- _Written task_: Replace every "table-row" in the entries below with "data-row" and write the entries out again with everything else unchanged. Leave the pictures out.

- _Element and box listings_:
● ● ●

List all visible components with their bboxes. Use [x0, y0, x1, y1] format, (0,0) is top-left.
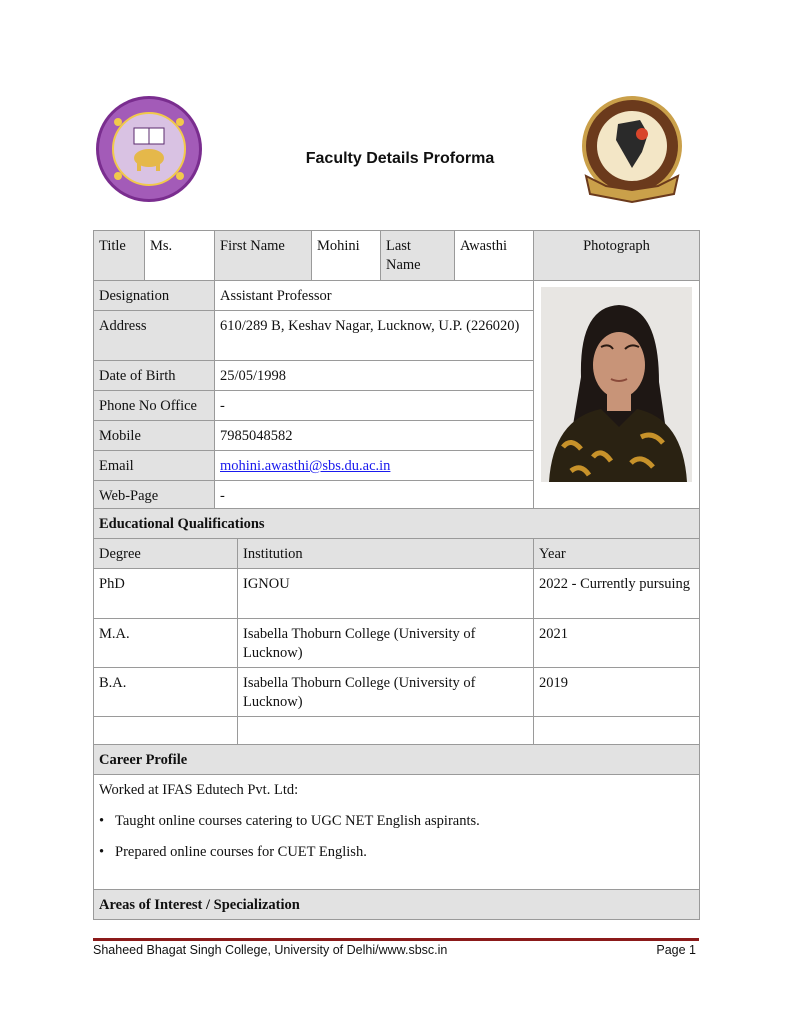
personal-details-table	[93, 230, 700, 511]
table-row	[94, 619, 700, 668]
mobile-label: Mobile	[94, 421, 215, 451]
title-value: Ms.	[145, 231, 215, 281]
table-row	[94, 717, 700, 746]
date-of-birth-label: Date of Birth	[94, 361, 215, 391]
table-row	[94, 668, 700, 717]
career-table	[93, 744, 700, 920]
degree-column-header: Degree	[94, 539, 238, 569]
phone-office-value: -	[215, 391, 534, 421]
last-name-label: Last Name	[381, 231, 455, 281]
designation-value: Assistant Professor	[215, 281, 534, 311]
address-value: 610/289 B, Keshav Nagar, Lucknow, U.P. (226020)	[215, 311, 534, 361]
photograph-label: Photograph	[534, 231, 700, 281]
interests-heading: Areas of Interest / Specialization	[94, 890, 700, 920]
institution-cell: Isabella Thoburn College (University of Lucknow)	[238, 668, 534, 717]
institution-cell: IGNOU	[238, 569, 534, 619]
footer-text: Shaheed Bhagat Singh College, University of Delhi/www.sbsc.in	[93, 943, 448, 957]
degree-cell: B.A.	[94, 668, 238, 717]
career-body	[94, 775, 700, 890]
institution-cell: Isabella Thoburn College (University of Lucknow)	[238, 619, 534, 668]
degree-cell	[94, 717, 238, 746]
address-label: Address	[94, 311, 215, 361]
email-cell	[215, 451, 534, 481]
institution-column-header: Institution	[238, 539, 534, 569]
document-title: Faculty Details Proforma	[305, 150, 495, 167]
email-label: Email	[94, 451, 215, 481]
profile-photo	[541, 287, 692, 482]
photograph-cell	[534, 281, 700, 511]
web-page-label: Web-Page	[94, 481, 215, 511]
title-label: Title	[94, 231, 145, 281]
web-page-value: -	[215, 481, 534, 511]
year-cell: 2021	[534, 619, 700, 668]
career-heading: Career Profile	[94, 745, 700, 775]
education-heading: Educational Qualifications	[94, 509, 700, 539]
career-intro: Worked at IFAS Edutech Pvt. Ltd:	[99, 782, 299, 798]
list-item: • Taught online courses catering to UGC NET English aspirants.	[99, 813, 480, 829]
year-column-header: Year	[534, 539, 700, 569]
year-cell: 2019	[534, 668, 700, 717]
shaheed-bhagat-singh-college-seal-icon	[580, 94, 684, 206]
list-item: • Prepared online courses for CUET English.	[99, 844, 367, 860]
email-link[interactable]: mohini.awasthi@sbs.du.ac.in	[220, 458, 391, 474]
last-name-value: Awasthi	[455, 231, 534, 281]
footer-divider	[93, 938, 699, 941]
designation-label: Designation	[94, 281, 215, 311]
first-name-value: Mohini	[312, 231, 381, 281]
university-of-delhi-seal-icon	[94, 94, 204, 204]
institution-cell	[238, 717, 534, 746]
education-table	[93, 508, 700, 746]
phone-office-label: Phone No Office	[94, 391, 215, 421]
date-of-birth-value: 25/05/1998	[215, 361, 534, 391]
mobile-value: 7985048582	[215, 421, 534, 451]
degree-cell: PhD	[94, 569, 238, 619]
table-row	[94, 569, 700, 619]
year-cell	[534, 717, 700, 746]
degree-cell: M.A.	[94, 619, 238, 668]
page-number: Page 1	[656, 943, 696, 957]
year-cell: 2022 - Currently pursuing	[534, 569, 700, 619]
first-name-label: First Name	[215, 231, 312, 281]
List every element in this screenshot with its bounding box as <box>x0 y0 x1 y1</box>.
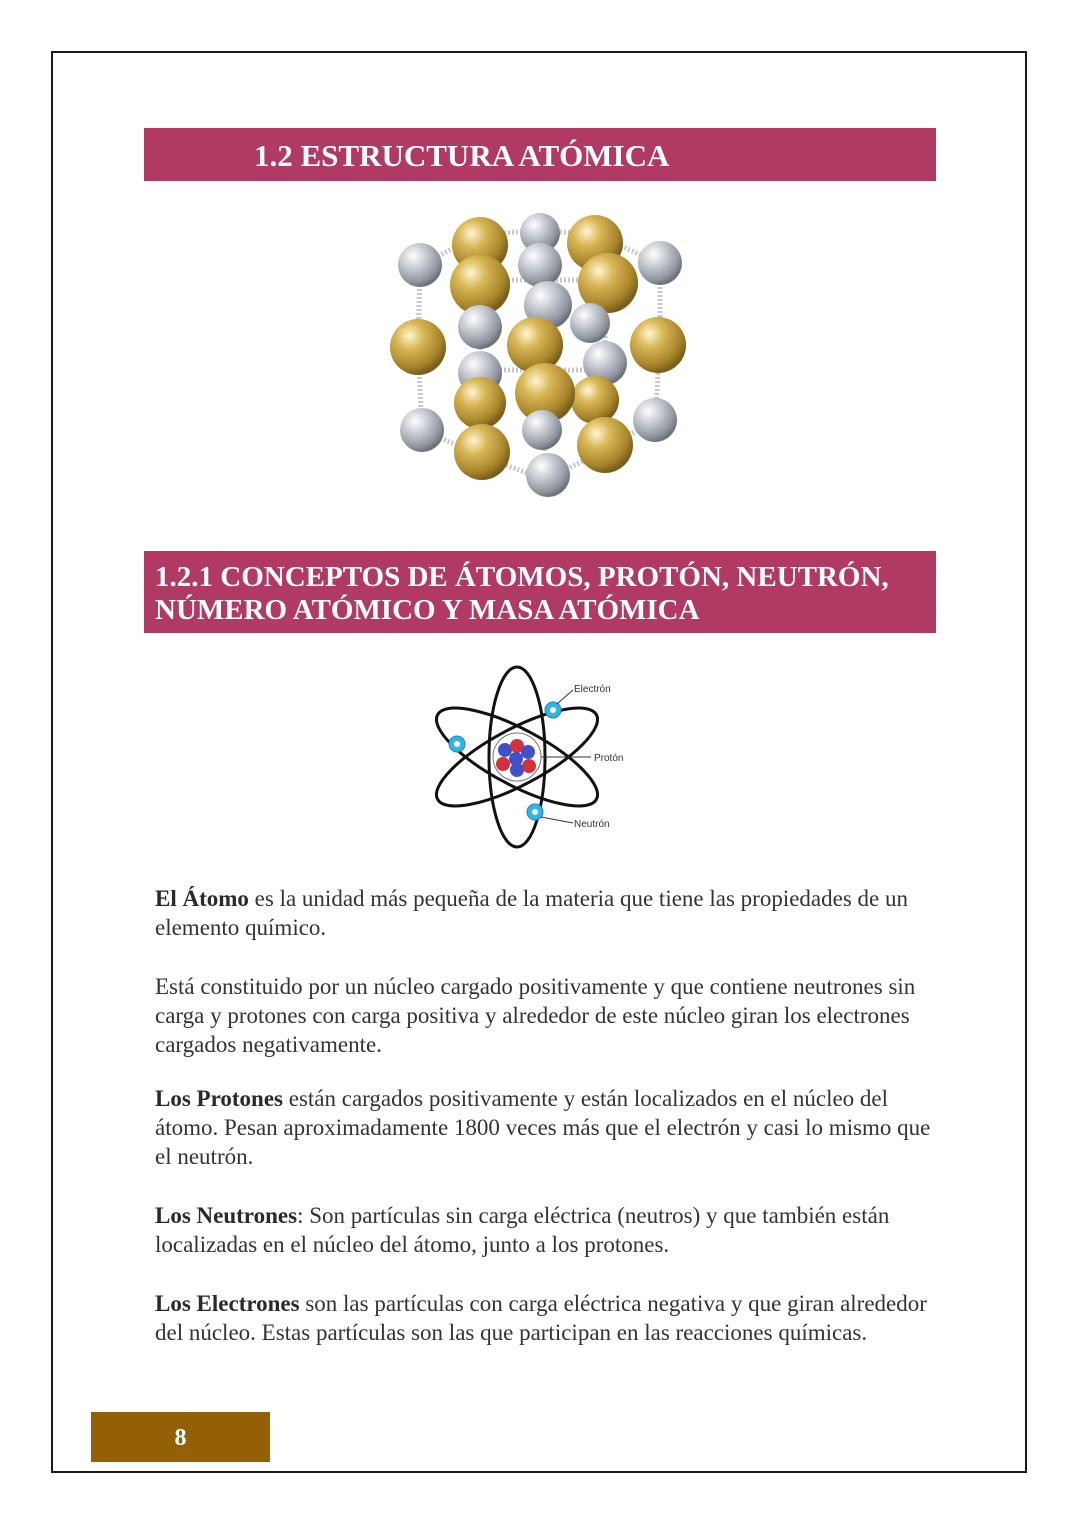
proton-label: Protón <box>594 753 624 764</box>
paragraph-constitucion-text: Está constituido por un núcleo cargado positivamente y que contiene neutrones sin carga y protones con carga positiva y alrededor de este núcleo giran los electrones cargados negativamente. <box>155 974 916 1057</box>
section-heading-estructura-atomica: 1.2 ESTRUCTURA ATÓMICA <box>144 128 936 181</box>
paragraph-atomo-bold: El Átomo <box>155 886 249 911</box>
paragraph-protones-text: están cargados positivamente y están localizados en el núcleo del átomo. Pesan aproximadamente 1800 veces más que el electrón y casi lo mismo que el neutrón. <box>155 1086 931 1169</box>
page-number-badge: 8 <box>91 1412 270 1462</box>
atom-diagram-image <box>425 660 655 852</box>
section-heading-conceptos: 1.2.1 CONCEPTOS DE ÁTOMOS, PROTÓN, NEUTRÓN, NÚMERO ATÓMICO Y MASA ATÓMICA <box>144 551 936 633</box>
paragraph-protones <box>155 1084 945 1171</box>
paragraph-protones-bold: Los Protones <box>155 1086 283 1111</box>
paragraph-atomo <box>155 884 945 942</box>
crystal-lattice-image <box>380 205 700 505</box>
electron-label: Electrón <box>574 684 611 695</box>
paragraph-neutrones-bold: Los Neutrones <box>155 1203 298 1228</box>
paragraph-electrones-bold: Los Electrones <box>155 1291 300 1316</box>
paragraph-constitucion <box>155 972 945 1059</box>
neutron-label: Neutrón <box>574 819 610 830</box>
paragraph-atomo-text: es la unidad más pequeña de la materia que tiene las propiedades de un elemento químico. <box>155 886 909 940</box>
paragraph-electrones <box>155 1289 945 1347</box>
paragraph-electrones-text: son las partículas con carga eléctrica negativa y que giran alrededor del núcleo. Estas partículas son las que participan en las reacciones químicas. <box>155 1291 927 1345</box>
paragraph-neutrones-text: : Son partículas sin carga eléctrica (neutros) y que también están localizadas en el núcleo del átomo, junto a los protones. <box>155 1203 890 1257</box>
nucleus <box>493 733 541 781</box>
paragraph-neutrones <box>155 1201 945 1259</box>
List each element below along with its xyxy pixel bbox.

● ● ●

- _Reply_:
List all visible components with their bboxes. Use [x0, y0, x1, y1] format, (0,0) is top-left.
personal-details-table	[93, 230, 700, 511]
data-row	[94, 619, 700, 668]
mobile-label: Mobile	[94, 421, 215, 451]
title-value: Ms.	[145, 231, 215, 281]
data-row	[94, 717, 700, 746]
date-of-birth-label: Date of Birth	[94, 361, 215, 391]
data-row	[94, 668, 700, 717]
career-table	[93, 744, 700, 920]
degree-column-header: Degree	[94, 539, 238, 569]
phone-office-value: -	[215, 391, 534, 421]
last-name-label: Last Name	[381, 231, 455, 281]
designation-value: Assistant Professor	[215, 281, 534, 311]
address-value: 610/289 B, Keshav Nagar, Lucknow, U.P. (226020)	[215, 311, 534, 361]
photograph-label: Photograph	[534, 231, 700, 281]
interests-heading: Areas of Interest / Specialization	[94, 890, 700, 920]
institution-cell: Isabella Thoburn College (University of Lucknow)	[238, 668, 534, 717]
institution-cell: IGNOU	[238, 569, 534, 619]
footer-text: Shaheed Bhagat Singh College, University of Delhi/www.sbsc.in	[93, 943, 448, 957]
degree-cell: B.A.	[94, 668, 238, 717]
career-body	[94, 775, 700, 890]
institution-cell: Isabella Thoburn College (University of Lucknow)	[238, 619, 534, 668]
degree-cell	[94, 717, 238, 746]
address-label: Address	[94, 311, 215, 361]
email-cell	[215, 451, 534, 481]
institution-column-header: Institution	[238, 539, 534, 569]
document-title: Faculty Details Proforma	[305, 150, 495, 167]
email-label: Email	[94, 451, 215, 481]
profile-photo	[541, 287, 692, 482]
photograph-cell	[534, 281, 700, 511]
web-page-label: Web-Page	[94, 481, 215, 511]
title-label: Title	[94, 231, 145, 281]
web-page-value: -	[215, 481, 534, 511]
year-cell: 2021	[534, 619, 700, 668]
career-heading: Career Profile	[94, 745, 700, 775]
education-heading: Educational Qualifications	[94, 509, 700, 539]
career-intro: Worked at IFAS Edutech Pvt. Ltd:	[99, 782, 299, 798]
list-item: • Taught online courses catering to UGC NET English aspirants.	[99, 813, 480, 829]
year-column-header: Year	[534, 539, 700, 569]
year-cell: 2019	[534, 668, 700, 717]
shaheed-bhagat-singh-college-seal-icon	[580, 94, 684, 206]
list-item: • Prepared online courses for CUET English.	[99, 844, 367, 860]
email-link[interactable]: mohini.awasthi@sbs.du.ac.in	[220, 458, 391, 474]
last-name-value: Awasthi	[455, 231, 534, 281]
footer-divider	[93, 938, 699, 941]
designation-label: Designation	[94, 281, 215, 311]
first-name-value: Mohini	[312, 231, 381, 281]
university-of-delhi-seal-icon	[94, 94, 204, 204]
institution-cell	[238, 717, 534, 746]
education-table	[93, 508, 700, 746]
phone-office-label: Phone No Office	[94, 391, 215, 421]
date-of-birth-value: 25/05/1998	[215, 361, 534, 391]
mobile-value: 7985048582	[215, 421, 534, 451]
degree-cell: PhD	[94, 569, 238, 619]
data-row	[94, 569, 700, 619]
year-cell	[534, 717, 700, 746]
degree-cell: M.A.	[94, 619, 238, 668]
page-number: Page 1	[656, 943, 696, 957]
year-cell: 2022 - Currently pursuing	[534, 569, 700, 619]
first-name-label: First Name	[215, 231, 312, 281]
List every element in this screenshot with its bounding box as <box>x0 y0 x1 y1</box>.
proton-label: Protón <box>594 753 624 764</box>
paragraph-constitucion-text: Está constituido por un núcleo cargado positivamente y que contiene neutrones sin carga y protones con carga positiva y alrededor de este núcleo giran los electrones cargados negativamente. <box>155 974 916 1057</box>
section-heading-estructura-atomica: 1.2 ESTRUCTURA ATÓMICA <box>144 128 936 181</box>
paragraph-atomo-bold: El Átomo <box>155 886 249 911</box>
paragraph-protones-text: están cargados positivamente y están localizados en el núcleo del átomo. Pesan aproximadamente 1800 veces más que el electrón y casi lo mismo que el neutrón. <box>155 1086 931 1169</box>
page-number-badge: 8 <box>91 1412 270 1462</box>
atom-diagram-image <box>425 660 655 852</box>
section-heading-conceptos: 1.2.1 CONCEPTOS DE ÁTOMOS, PROTÓN, NEUTRÓN, NÚMERO ATÓMICO Y MASA ATÓMICA <box>144 551 936 633</box>
paragraph-protones <box>155 1084 945 1171</box>
paragraph-protones-bold: Los Protones <box>155 1086 283 1111</box>
paragraph-atomo <box>155 884 945 942</box>
crystal-lattice-image <box>380 205 700 505</box>
electron-label: Electrón <box>574 684 611 695</box>
paragraph-neutrones-bold: Los Neutrones <box>155 1203 298 1228</box>
paragraph-electrones-bold: Los Electrones <box>155 1291 300 1316</box>
paragraph-constitucion <box>155 972 945 1059</box>
neutron-label: Neutrón <box>574 819 610 830</box>
paragraph-atomo-text: es la unidad más pequeña de la materia que tiene las propiedades de un elemento químico. <box>155 886 909 940</box>
paragraph-electrones <box>155 1289 945 1347</box>
paragraph-electrones-text: son las partículas con carga eléctrica negativa y que giran alrededor del núcleo. Estas partículas son las que participan en las reacciones químicas. <box>155 1291 927 1345</box>
paragraph-neutrones-text: : Son partículas sin carga eléctrica (neutros) y que también están localizadas en el núcleo del átomo, junto a los protones. <box>155 1203 890 1257</box>
nucleus <box>493 733 541 781</box>
paragraph-neutrones <box>155 1201 945 1259</box>
List each element below along with its xyxy pixel bbox.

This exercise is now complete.